───── DATA PROVIDED ─────

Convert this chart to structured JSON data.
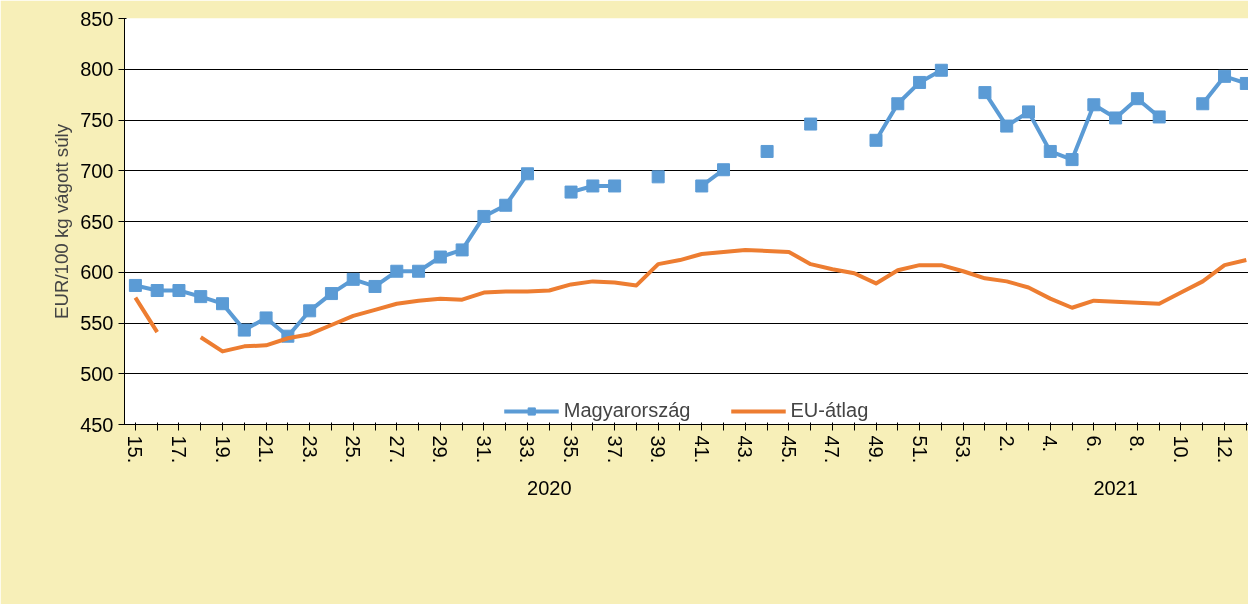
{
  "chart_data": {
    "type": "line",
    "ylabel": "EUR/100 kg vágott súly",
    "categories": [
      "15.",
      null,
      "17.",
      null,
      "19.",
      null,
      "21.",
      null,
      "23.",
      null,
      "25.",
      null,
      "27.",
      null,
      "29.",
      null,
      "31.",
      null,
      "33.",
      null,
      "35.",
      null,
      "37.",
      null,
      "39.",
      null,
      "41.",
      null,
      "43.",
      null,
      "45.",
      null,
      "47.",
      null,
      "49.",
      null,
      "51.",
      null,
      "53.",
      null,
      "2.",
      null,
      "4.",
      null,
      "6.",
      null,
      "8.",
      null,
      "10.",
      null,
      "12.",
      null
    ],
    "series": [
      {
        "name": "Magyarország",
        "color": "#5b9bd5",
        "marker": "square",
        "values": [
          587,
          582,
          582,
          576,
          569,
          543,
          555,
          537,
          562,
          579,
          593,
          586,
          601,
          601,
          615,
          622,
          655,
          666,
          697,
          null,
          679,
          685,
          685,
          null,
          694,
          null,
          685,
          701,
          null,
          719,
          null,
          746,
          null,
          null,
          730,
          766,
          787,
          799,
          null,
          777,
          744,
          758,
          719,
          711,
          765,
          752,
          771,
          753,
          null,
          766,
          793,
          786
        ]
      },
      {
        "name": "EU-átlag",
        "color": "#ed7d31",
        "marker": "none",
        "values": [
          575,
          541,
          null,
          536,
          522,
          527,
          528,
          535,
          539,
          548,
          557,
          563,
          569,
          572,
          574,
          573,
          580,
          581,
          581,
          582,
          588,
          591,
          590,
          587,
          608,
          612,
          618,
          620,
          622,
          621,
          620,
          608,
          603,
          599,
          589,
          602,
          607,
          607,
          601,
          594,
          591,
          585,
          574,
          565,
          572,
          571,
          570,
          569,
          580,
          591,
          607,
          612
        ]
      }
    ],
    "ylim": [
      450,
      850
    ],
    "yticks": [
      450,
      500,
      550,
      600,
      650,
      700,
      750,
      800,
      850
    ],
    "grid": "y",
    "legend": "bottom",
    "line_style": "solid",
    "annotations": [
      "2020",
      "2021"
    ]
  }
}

─────
───── DATA PROVIDED ─────

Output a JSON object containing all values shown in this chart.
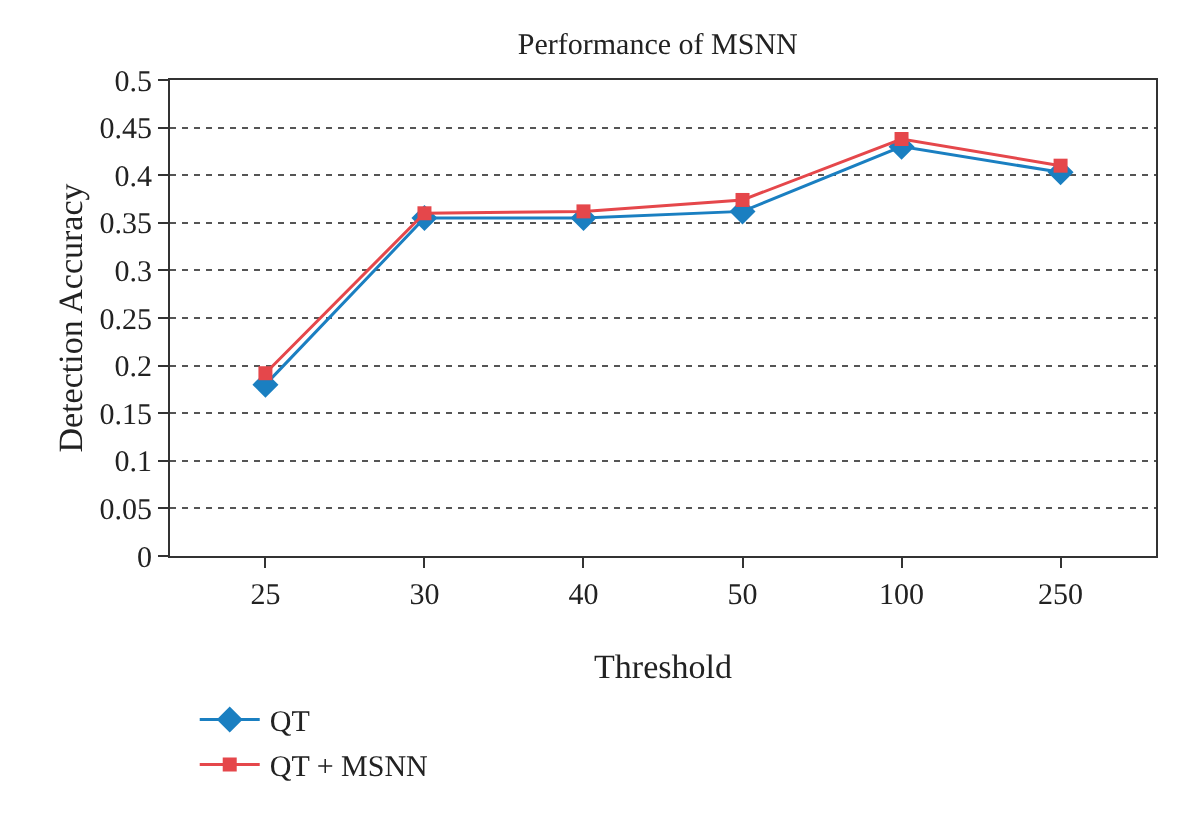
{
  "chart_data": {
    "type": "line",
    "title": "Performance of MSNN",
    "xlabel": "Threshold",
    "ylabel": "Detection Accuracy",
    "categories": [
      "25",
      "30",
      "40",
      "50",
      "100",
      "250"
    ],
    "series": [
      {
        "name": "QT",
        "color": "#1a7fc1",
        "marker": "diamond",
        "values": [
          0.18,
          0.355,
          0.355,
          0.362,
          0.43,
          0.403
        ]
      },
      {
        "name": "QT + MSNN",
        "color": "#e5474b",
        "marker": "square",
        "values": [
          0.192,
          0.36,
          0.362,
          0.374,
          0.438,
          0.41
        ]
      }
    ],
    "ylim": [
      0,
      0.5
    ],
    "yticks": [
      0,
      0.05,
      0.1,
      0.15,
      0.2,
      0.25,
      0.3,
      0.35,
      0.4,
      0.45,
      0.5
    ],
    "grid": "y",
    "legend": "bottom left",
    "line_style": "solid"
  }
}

─────

— DO THIS —
Gather and copy every line of the data in which the string "ylabel" is found.

— CORRECT RESULT —
    "ylabel": "EUR/100 kg vágott súly",
    "ylabel": "Detection Accuracy",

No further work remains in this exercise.